Requirements =
Restate the full set of records exactly, word for word.

(Stored data)
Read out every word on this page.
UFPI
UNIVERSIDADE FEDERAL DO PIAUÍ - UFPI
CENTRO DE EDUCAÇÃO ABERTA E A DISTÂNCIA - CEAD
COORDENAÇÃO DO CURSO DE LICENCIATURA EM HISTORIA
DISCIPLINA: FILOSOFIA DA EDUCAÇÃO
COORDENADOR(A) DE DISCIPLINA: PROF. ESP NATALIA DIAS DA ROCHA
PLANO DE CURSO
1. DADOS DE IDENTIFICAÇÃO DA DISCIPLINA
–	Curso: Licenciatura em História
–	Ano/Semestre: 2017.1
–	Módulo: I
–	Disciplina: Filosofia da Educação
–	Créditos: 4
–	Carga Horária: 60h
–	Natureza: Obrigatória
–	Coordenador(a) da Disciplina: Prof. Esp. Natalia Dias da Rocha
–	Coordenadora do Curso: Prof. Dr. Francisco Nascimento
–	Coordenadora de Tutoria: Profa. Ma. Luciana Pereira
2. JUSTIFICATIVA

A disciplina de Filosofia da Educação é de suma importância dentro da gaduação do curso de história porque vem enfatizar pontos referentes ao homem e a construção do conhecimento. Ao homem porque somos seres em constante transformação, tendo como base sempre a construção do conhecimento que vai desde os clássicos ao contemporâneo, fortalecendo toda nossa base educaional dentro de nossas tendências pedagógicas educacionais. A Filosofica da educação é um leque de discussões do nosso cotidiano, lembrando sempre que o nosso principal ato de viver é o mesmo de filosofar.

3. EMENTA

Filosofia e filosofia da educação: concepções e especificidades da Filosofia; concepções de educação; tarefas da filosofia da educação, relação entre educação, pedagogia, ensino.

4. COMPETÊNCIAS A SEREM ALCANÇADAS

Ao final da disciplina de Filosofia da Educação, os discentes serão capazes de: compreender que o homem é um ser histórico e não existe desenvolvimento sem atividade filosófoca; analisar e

Reply =
Read out every word on this page.
UFPI
UNIVERSIDADE FEDERAL DO PIAUÍ - UFPI
CENTRO DE EDUCAÇÃO ABERTA E A DISTÂNCIA - CEAD
COORDENAÇÃO DO CURSO DE LICENCIATURA EM HISTORIA
DISCIPLINA: FILOSOFIA DA EDUCAÇÃO
COORDENADOR(A) DE DISCIPLINA: PROF. ESP NATALIA DIAS DA ROCHA
PLANO DE CURSO
1. DADOS DE IDENTIFICAÇÃO DA DISCIPLINA
–	Curso: Licenciatura em História
–	Ano/Semestre: 2017.1
–	Módulo: I
–	Disciplina: Filosofia da Educação
–	Créditos: 4
–	Carga Horária: 60h
–	Natureza: Obrigatória
–	Coordenador(a) da Disciplina: Prof. Esp. Natalia Dias da Rocha
–	Coordenadora do Curso: Prof. Dr. Francisco Nascimento
–	Coordenadora de Tutoria: Profa. Ma. Luciana Pereira
2. JUSTIFICATIVA

A disciplina de Filosofia da Educação é de suma importância dentro da gaduação do curso de história porque vem enfatizar pontos referentes ao homem e a construção do conhecimento. Ao homem porque somos seres em constante transformação, tendo como base sempre a construção do conhecimento que vai desde os clássicos ao contemporâneo, fortalecendo toda nossa base educaional dentro de nossas tendências pedagógicas educacionais. A Filosofica da educação é um leque de discussões do nosso cotidiano, lembrando sempre que o nosso principal ato de viver é o mesmo de filosofar.

3. EMENTA

Filosofia e filosofia da educação: concepções e especificidades da Filosofia; concepções de educação; tarefas da filosofia da educação, relação entre educação, pedagogia, ensino.

4. COMPETÊNCIAS A SEREM ALCANÇADAS

Ao final da disciplina de Filosofia da Educação, os discentes serão capazes de: compreender que o homem é um ser histórico e não existe desenvolvimento sem atividade filosófoca; analisar e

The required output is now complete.